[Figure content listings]
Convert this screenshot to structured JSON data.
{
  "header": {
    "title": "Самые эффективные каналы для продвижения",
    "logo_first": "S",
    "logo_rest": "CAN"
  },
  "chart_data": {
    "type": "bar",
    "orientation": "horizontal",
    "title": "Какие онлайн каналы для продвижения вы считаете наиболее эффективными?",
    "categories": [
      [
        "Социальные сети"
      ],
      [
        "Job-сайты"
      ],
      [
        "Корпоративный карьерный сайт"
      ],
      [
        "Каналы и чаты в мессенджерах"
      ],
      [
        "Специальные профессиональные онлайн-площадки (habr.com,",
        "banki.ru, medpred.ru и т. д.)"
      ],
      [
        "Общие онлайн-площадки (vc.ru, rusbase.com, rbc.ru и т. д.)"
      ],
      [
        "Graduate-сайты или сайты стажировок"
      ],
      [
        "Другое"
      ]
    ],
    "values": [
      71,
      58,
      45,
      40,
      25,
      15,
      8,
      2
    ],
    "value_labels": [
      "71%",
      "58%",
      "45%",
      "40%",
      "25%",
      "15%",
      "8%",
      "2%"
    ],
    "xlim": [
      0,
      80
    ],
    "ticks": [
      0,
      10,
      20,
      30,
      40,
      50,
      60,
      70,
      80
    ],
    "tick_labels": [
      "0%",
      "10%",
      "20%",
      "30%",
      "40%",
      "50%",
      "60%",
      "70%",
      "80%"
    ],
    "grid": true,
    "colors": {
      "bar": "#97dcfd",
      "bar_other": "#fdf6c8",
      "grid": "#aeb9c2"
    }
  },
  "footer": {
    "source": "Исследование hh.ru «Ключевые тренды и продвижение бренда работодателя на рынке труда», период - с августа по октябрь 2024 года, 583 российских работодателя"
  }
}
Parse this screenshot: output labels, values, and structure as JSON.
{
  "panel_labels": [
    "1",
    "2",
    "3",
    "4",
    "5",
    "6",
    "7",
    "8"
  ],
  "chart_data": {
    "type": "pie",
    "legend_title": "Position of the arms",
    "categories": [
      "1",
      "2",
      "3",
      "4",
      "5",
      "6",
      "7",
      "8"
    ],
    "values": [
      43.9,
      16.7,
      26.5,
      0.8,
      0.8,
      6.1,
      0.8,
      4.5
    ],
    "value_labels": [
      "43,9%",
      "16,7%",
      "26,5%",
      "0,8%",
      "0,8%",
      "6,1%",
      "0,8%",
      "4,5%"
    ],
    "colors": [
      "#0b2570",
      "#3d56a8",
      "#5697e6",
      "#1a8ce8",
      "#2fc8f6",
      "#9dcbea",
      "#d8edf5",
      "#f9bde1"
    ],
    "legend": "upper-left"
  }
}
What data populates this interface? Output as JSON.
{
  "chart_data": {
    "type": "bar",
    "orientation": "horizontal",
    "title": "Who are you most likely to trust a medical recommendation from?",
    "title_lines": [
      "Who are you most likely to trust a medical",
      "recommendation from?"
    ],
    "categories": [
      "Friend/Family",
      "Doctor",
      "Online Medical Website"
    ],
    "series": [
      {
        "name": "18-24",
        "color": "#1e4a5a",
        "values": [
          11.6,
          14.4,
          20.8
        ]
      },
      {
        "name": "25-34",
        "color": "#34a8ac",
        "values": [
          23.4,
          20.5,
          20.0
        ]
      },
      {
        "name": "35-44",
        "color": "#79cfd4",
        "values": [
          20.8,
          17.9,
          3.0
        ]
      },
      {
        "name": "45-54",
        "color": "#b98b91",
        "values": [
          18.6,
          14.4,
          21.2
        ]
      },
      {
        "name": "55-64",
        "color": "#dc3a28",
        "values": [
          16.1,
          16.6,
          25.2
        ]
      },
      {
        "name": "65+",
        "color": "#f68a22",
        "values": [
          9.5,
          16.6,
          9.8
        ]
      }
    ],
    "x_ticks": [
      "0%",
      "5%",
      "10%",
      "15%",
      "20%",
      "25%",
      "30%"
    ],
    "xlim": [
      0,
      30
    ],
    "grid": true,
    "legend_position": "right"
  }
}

## Given problem
Every line from the one containing "Parse this screenshot: output" through the last line must be copied exactly; leave out the rest.

## The result
Parse this screenshot: output labels, values, and structure as JSON.
{
  "panel_labels": [
    "1",
    "2",
    "3",
    "4",
    "5",
    "6",
    "7",
    "8"
  ],
  "chart_data": {
    "type": "pie",
    "legend_title": "Position of the arms",
    "categories": [
      "1",
      "2",
      "3",
      "4",
      "5",
      "6",
      "7",
      "8"
    ],
    "values": [
      43.9,
      16.7,
      26.5,
      0.8,
      0.8,
      6.1,
      0.8,
      4.5
    ],
    "value_labels": [
      "43,9%",
      "16,7%",
      "26,5%",
      "0,8%",
      "0,8%",
      "6,1%",
      "0,8%",
      "4,5%"
    ],
    "colors": [
      "#0b2570",
      "#3d56a8",
      "#5697e6",
      "#1a8ce8",
      "#2fc8f6",
      "#9dcbea",
      "#d8edf5",
      "#f9bde1"
    ],
    "legend": "upper-left"
  }
}
What data populates this interface? Output as JSON.
{
  "chart_data": {
    "type": "bar",
    "orientation": "horizontal",
    "title": "Who are you most likely to trust a medical recommendation from?",
    "title_lines": [
      "Who are you most likely to trust a medical",
      "recommendation from?"
    ],
    "categories": [
      "Friend/Family",
      "Doctor",
      "Online Medical Website"
    ],
    "series": [
      {
        "name": "18-24",
        "color": "#1e4a5a",
        "values": [
          11.6,
          14.4,
          20.8
        ]
      },
      {
        "name": "25-34",
        "color": "#34a8ac",
        "values": [
          23.4,
          20.5,
          20.0
        ]
      },
      {
        "name": "35-44",
        "color": "#79cfd4",
        "values": [
          20.8,
          17.9,
          3.0
        ]
      },
      {
        "name": "45-54",
        "color": "#b98b91",
        "values": [
          18.6,
          14.4,
          21.2
        ]
      },
      {
        "name": "55-64",
        "color": "#dc3a28",
        "values": [
          16.1,
          16.6,
          25.2
        ]
      },
      {
        "name": "65+",
        "color": "#f68a22",
        "values": [
          9.5,
          16.6,
          9.8
        ]
      }
    ],
    "x_ticks": [
      "0%",
      "5%",
      "10%",
      "15%",
      "20%",
      "25%",
      "30%"
    ],
    "xlim": [
      0,
      30
    ],
    "grid": true,
    "legend_position": "right"
  }
}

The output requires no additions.